Provided entries |
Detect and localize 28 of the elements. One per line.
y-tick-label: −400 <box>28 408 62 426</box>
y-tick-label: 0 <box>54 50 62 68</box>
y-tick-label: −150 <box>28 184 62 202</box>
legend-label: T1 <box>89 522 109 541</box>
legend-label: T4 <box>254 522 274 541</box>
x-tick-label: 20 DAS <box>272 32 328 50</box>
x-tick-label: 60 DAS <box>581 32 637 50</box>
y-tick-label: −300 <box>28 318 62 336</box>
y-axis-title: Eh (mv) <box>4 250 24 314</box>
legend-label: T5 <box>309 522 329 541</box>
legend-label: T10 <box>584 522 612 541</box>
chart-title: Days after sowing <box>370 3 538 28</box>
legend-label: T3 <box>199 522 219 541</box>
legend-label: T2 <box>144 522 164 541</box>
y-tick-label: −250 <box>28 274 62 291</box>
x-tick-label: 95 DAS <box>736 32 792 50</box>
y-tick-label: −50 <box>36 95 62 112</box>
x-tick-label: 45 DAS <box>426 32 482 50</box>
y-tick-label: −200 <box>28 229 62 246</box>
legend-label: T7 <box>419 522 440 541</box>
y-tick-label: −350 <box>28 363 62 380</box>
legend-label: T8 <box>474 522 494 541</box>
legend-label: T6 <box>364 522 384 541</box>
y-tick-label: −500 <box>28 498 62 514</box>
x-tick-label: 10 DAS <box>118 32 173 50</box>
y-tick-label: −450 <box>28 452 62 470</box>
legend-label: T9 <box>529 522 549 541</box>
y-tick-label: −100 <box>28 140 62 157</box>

Instructions to follow |
Copy the lines above again without any change.

Expected answer |
Detect and localize 28 of the elements. One per line.
y-tick-label: −400 <box>28 408 62 426</box>
y-tick-label: 0 <box>54 50 62 68</box>
y-tick-label: −150 <box>28 184 62 202</box>
legend-label: T1 <box>89 522 109 541</box>
legend-label: T4 <box>254 522 274 541</box>
x-tick-label: 20 DAS <box>272 32 328 50</box>
x-tick-label: 60 DAS <box>581 32 637 50</box>
y-tick-label: −300 <box>28 318 62 336</box>
y-axis-title: Eh (mv) <box>4 250 24 314</box>
legend-label: T5 <box>309 522 329 541</box>
legend-label: T10 <box>584 522 612 541</box>
chart-title: Days after sowing <box>370 3 538 28</box>
legend-label: T3 <box>199 522 219 541</box>
legend-label: T2 <box>144 522 164 541</box>
y-tick-label: −250 <box>28 274 62 291</box>
x-tick-label: 95 DAS <box>736 32 792 50</box>
y-tick-label: −50 <box>36 95 62 112</box>
x-tick-label: 45 DAS <box>426 32 482 50</box>
y-tick-label: −200 <box>28 229 62 246</box>
legend-label: T7 <box>419 522 440 541</box>
y-tick-label: −350 <box>28 363 62 380</box>
legend-label: T8 <box>474 522 494 541</box>
legend-label: T6 <box>364 522 384 541</box>
y-tick-label: −500 <box>28 498 62 514</box>
x-tick-label: 10 DAS <box>118 32 173 50</box>
y-tick-label: −450 <box>28 452 62 470</box>
legend-label: T9 <box>529 522 549 541</box>
y-tick-label: −100 <box>28 140 62 157</box>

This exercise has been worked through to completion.